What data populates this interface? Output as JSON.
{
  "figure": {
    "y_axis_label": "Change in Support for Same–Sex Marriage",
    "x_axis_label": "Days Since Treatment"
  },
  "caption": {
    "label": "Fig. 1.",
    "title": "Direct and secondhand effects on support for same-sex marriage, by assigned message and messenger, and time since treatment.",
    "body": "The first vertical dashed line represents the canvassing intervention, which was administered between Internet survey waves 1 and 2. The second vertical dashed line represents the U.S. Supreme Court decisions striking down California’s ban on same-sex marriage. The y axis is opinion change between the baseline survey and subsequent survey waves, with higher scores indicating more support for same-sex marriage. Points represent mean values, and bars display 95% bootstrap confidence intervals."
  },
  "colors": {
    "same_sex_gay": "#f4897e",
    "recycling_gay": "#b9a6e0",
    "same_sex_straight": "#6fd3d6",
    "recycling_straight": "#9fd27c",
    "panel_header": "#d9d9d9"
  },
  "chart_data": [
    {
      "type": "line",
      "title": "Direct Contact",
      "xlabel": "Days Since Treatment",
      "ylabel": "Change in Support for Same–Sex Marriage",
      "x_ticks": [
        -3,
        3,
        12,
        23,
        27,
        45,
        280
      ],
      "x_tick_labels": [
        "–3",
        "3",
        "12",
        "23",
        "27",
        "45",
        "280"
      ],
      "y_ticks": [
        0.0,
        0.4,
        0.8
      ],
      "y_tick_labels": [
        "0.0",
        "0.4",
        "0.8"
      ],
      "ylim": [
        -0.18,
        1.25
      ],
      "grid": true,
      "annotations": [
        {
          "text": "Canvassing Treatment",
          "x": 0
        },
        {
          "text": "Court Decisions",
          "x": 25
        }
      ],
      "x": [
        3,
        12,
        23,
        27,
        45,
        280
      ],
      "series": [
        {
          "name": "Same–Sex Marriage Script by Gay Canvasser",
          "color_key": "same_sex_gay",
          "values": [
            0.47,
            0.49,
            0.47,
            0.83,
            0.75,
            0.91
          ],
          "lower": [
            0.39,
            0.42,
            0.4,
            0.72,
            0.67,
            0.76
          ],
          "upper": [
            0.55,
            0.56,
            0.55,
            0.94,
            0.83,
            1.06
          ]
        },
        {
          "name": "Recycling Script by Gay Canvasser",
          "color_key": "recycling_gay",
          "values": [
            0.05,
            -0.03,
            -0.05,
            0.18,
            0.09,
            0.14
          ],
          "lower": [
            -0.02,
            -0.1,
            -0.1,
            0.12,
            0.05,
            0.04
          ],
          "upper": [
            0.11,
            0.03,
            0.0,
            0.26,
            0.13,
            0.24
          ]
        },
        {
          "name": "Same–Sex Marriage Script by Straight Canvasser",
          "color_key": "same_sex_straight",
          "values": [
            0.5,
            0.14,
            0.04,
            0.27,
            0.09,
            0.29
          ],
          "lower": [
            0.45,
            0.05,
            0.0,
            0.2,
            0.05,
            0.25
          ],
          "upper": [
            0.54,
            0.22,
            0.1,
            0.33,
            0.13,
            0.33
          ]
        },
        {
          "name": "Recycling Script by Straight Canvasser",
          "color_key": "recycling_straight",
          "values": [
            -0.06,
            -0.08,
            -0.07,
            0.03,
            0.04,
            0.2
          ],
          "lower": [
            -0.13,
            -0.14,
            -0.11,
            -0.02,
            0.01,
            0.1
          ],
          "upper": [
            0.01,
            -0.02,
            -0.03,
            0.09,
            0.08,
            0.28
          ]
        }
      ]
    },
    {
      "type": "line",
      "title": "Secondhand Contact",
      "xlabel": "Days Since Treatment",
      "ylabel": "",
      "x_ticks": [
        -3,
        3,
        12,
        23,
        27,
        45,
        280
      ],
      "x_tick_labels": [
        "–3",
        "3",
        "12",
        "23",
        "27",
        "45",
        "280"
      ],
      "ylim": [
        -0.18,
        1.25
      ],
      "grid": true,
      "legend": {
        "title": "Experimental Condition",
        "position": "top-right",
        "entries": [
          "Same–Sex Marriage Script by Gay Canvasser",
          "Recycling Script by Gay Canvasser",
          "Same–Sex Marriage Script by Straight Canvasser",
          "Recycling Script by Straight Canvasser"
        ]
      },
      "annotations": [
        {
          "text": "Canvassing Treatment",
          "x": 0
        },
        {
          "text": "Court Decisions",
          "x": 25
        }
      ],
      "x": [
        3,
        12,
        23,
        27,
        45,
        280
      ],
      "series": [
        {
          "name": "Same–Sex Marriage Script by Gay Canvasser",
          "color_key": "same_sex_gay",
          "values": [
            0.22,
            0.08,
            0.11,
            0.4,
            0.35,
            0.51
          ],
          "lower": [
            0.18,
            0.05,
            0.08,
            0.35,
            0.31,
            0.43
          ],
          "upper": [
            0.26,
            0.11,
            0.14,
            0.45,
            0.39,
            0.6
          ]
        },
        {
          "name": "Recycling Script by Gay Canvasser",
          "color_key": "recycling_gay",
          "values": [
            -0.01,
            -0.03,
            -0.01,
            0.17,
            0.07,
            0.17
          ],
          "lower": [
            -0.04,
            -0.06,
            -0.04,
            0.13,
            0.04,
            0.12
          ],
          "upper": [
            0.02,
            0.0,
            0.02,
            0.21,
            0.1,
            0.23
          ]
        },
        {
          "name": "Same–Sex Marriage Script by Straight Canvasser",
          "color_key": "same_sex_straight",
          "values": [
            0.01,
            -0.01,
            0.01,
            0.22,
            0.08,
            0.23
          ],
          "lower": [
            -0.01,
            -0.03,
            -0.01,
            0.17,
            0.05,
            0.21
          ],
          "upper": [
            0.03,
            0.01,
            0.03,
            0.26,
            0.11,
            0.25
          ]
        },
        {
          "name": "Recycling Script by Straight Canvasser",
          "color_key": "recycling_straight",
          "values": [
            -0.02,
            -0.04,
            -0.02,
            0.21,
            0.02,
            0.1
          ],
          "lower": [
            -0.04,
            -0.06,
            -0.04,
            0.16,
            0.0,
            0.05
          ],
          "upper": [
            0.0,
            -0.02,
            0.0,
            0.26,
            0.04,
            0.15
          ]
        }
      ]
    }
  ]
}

## WHAT IS REQUIRED
Faithfully reproduce all of the records, character for character.

## SOLUTION TO THE PROBLEM
What data populates this interface? Output as JSON.
{
  "figure": {
    "y_axis_label": "Change in Support for Same–Sex Marriage",
    "x_axis_label": "Days Since Treatment"
  },
  "caption": {
    "label": "Fig. 1.",
    "title": "Direct and secondhand effects on support for same-sex marriage, by assigned message and messenger, and time since treatment.",
    "body": "The first vertical dashed line represents the canvassing intervention, which was administered between Internet survey waves 1 and 2. The second vertical dashed line represents the U.S. Supreme Court decisions striking down California’s ban on same-sex marriage. The y axis is opinion change between the baseline survey and subsequent survey waves, with higher scores indicating more support for same-sex marriage. Points represent mean values, and bars display 95% bootstrap confidence intervals."
  },
  "colors": {
    "same_sex_gay": "#f4897e",
    "recycling_gay": "#b9a6e0",
    "same_sex_straight": "#6fd3d6",
    "recycling_straight": "#9fd27c",
    "panel_header": "#d9d9d9"
  },
  "chart_data": [
    {
      "type": "line",
      "title": "Direct Contact",
      "xlabel": "Days Since Treatment",
      "ylabel": "Change in Support for Same–Sex Marriage",
      "x_ticks": [
        -3,
        3,
        12,
        23,
        27,
        45,
        280
      ],
      "x_tick_labels": [
        "–3",
        "3",
        "12",
        "23",
        "27",
        "45",
        "280"
      ],
      "y_ticks": [
        0.0,
        0.4,
        0.8
      ],
      "y_tick_labels": [
        "0.0",
        "0.4",
        "0.8"
      ],
      "ylim": [
        -0.18,
        1.25
      ],
      "grid": true,
      "annotations": [
        {
          "text": "Canvassing Treatment",
          "x": 0
        },
        {
          "text": "Court Decisions",
          "x": 25
        }
      ],
      "x": [
        3,
        12,
        23,
        27,
        45,
        280
      ],
      "series": [
        {
          "name": "Same–Sex Marriage Script by Gay Canvasser",
          "color_key": "same_sex_gay",
          "values": [
            0.47,
            0.49,
            0.47,
            0.83,
            0.75,
            0.91
          ],
          "lower": [
            0.39,
            0.42,
            0.4,
            0.72,
            0.67,
            0.76
          ],
          "upper": [
            0.55,
            0.56,
            0.55,
            0.94,
            0.83,
            1.06
          ]
        },
        {
          "name": "Recycling Script by Gay Canvasser",
          "color_key": "recycling_gay",
          "values": [
            0.05,
            -0.03,
            -0.05,
            0.18,
            0.09,
            0.14
          ],
          "lower": [
            -0.02,
            -0.1,
            -0.1,
            0.12,
            0.05,
            0.04
          ],
          "upper": [
            0.11,
            0.03,
            0.0,
            0.26,
            0.13,
            0.24
          ]
        },
        {
          "name": "Same–Sex Marriage Script by Straight Canvasser",
          "color_key": "same_sex_straight",
          "values": [
            0.5,
            0.14,
            0.04,
            0.27,
            0.09,
            0.29
          ],
          "lower": [
            0.45,
            0.05,
            0.0,
            0.2,
            0.05,
            0.25
          ],
          "upper": [
            0.54,
            0.22,
            0.1,
            0.33,
            0.13,
            0.33
          ]
        },
        {
          "name": "Recycling Script by Straight Canvasser",
          "color_key": "recycling_straight",
          "values": [
            -0.06,
            -0.08,
            -0.07,
            0.03,
            0.04,
            0.2
          ],
          "lower": [
            -0.13,
            -0.14,
            -0.11,
            -0.02,
            0.01,
            0.1
          ],
          "upper": [
            0.01,
            -0.02,
            -0.03,
            0.09,
            0.08,
            0.28
          ]
        }
      ]
    },
    {
      "type": "line",
      "title": "Secondhand Contact",
      "xlabel": "Days Since Treatment",
      "ylabel": "",
      "x_ticks": [
        -3,
        3,
        12,
        23,
        27,
        45,
        280
      ],
      "x_tick_labels": [
        "–3",
        "3",
        "12",
        "23",
        "27",
        "45",
        "280"
      ],
      "ylim": [
        -0.18,
        1.25
      ],
      "grid": true,
      "legend": {
        "title": "Experimental Condition",
        "position": "top-right",
        "entries": [
          "Same–Sex Marriage Script by Gay Canvasser",
          "Recycling Script by Gay Canvasser",
          "Same–Sex Marriage Script by Straight Canvasser",
          "Recycling Script by Straight Canvasser"
        ]
      },
      "annotations": [
        {
          "text": "Canvassing Treatment",
          "x": 0
        },
        {
          "text": "Court Decisions",
          "x": 25
        }
      ],
      "x": [
        3,
        12,
        23,
        27,
        45,
        280
      ],
      "series": [
        {
          "name": "Same–Sex Marriage Script by Gay Canvasser",
          "color_key": "same_sex_gay",
          "values": [
            0.22,
            0.08,
            0.11,
            0.4,
            0.35,
            0.51
          ],
          "lower": [
            0.18,
            0.05,
            0.08,
            0.35,
            0.31,
            0.43
          ],
          "upper": [
            0.26,
            0.11,
            0.14,
            0.45,
            0.39,
            0.6
          ]
        },
        {
          "name": "Recycling Script by Gay Canvasser",
          "color_key": "recycling_gay",
          "values": [
            -0.01,
            -0.03,
            -0.01,
            0.17,
            0.07,
            0.17
          ],
          "lower": [
            -0.04,
            -0.06,
            -0.04,
            0.13,
            0.04,
            0.12
          ],
          "upper": [
            0.02,
            0.0,
            0.02,
            0.21,
            0.1,
            0.23
          ]
        },
        {
          "name": "Same–Sex Marriage Script by Straight Canvasser",
          "color_key": "same_sex_straight",
          "values": [
            0.01,
            -0.01,
            0.01,
            0.22,
            0.08,
            0.23
          ],
          "lower": [
            -0.01,
            -0.03,
            -0.01,
            0.17,
            0.05,
            0.21
          ],
          "upper": [
            0.03,
            0.01,
            0.03,
            0.26,
            0.11,
            0.25
          ]
        },
        {
          "name": "Recycling Script by Straight Canvasser",
          "color_key": "recycling_straight",
          "values": [
            -0.02,
            -0.04,
            -0.02,
            0.21,
            0.02,
            0.1
          ],
          "lower": [
            -0.04,
            -0.06,
            -0.04,
            0.16,
            0.0,
            0.05
          ],
          "upper": [
            0.0,
            -0.02,
            0.0,
            0.26,
            0.04,
            0.15
          ]
        }
      ]
    }
  ]
}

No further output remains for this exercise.